Data entries:
__________

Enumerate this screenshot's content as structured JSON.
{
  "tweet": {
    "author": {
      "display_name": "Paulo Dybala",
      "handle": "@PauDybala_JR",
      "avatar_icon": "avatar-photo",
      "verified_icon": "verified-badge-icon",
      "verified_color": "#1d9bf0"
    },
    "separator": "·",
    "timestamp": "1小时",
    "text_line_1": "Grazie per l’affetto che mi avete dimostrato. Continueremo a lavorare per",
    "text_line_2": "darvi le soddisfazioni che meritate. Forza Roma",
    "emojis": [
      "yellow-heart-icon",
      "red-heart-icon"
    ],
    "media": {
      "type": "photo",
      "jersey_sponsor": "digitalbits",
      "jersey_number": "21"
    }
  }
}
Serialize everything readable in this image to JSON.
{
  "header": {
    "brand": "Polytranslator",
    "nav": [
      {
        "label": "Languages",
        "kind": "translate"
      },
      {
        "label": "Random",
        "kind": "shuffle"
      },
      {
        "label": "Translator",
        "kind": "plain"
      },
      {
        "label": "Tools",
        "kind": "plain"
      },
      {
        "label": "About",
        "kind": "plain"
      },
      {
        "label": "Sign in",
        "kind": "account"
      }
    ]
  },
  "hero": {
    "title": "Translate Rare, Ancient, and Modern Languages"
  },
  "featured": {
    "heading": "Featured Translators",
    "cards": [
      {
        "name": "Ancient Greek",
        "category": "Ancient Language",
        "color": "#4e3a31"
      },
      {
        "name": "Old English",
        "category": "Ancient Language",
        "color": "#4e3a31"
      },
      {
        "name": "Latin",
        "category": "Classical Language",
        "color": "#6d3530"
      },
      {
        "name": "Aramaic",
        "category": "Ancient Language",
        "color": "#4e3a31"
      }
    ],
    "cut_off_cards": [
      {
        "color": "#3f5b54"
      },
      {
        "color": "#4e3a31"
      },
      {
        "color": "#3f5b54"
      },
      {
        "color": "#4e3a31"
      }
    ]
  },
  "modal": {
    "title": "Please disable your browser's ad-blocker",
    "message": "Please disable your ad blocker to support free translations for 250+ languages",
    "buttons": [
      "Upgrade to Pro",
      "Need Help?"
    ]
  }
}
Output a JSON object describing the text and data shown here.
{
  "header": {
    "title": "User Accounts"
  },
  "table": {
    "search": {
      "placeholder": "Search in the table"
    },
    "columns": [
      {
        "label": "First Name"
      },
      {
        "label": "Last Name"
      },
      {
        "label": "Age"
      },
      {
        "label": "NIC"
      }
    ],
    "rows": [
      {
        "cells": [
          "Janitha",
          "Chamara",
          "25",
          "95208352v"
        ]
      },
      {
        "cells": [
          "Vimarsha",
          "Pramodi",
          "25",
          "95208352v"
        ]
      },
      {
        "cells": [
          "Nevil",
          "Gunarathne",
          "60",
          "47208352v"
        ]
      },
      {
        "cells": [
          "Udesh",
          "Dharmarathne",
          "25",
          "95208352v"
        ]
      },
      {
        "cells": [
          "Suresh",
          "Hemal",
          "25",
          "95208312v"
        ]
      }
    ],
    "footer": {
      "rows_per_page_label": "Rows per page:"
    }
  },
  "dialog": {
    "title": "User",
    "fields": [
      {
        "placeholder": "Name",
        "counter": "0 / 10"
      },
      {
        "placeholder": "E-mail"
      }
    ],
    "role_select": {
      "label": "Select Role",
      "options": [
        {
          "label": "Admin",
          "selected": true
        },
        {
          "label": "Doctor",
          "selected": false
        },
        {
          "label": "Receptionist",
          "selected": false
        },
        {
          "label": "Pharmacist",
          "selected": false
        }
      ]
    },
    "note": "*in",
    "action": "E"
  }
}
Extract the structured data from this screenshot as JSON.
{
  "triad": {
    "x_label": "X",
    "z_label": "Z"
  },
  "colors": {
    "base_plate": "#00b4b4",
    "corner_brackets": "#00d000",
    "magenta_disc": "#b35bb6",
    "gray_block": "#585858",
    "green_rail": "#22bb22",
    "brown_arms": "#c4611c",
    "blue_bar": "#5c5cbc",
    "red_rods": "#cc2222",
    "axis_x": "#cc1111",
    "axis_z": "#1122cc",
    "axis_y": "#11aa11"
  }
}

__________

Work to do: Write out every line of the listing that holds the word "title".

Answer to this task:
    "title": "Translate Rare, Ancient, and Modern Languages"
    "title": "Please disable your browser's ad-blocker",
    "title": "User Accounts"
    "title": "User",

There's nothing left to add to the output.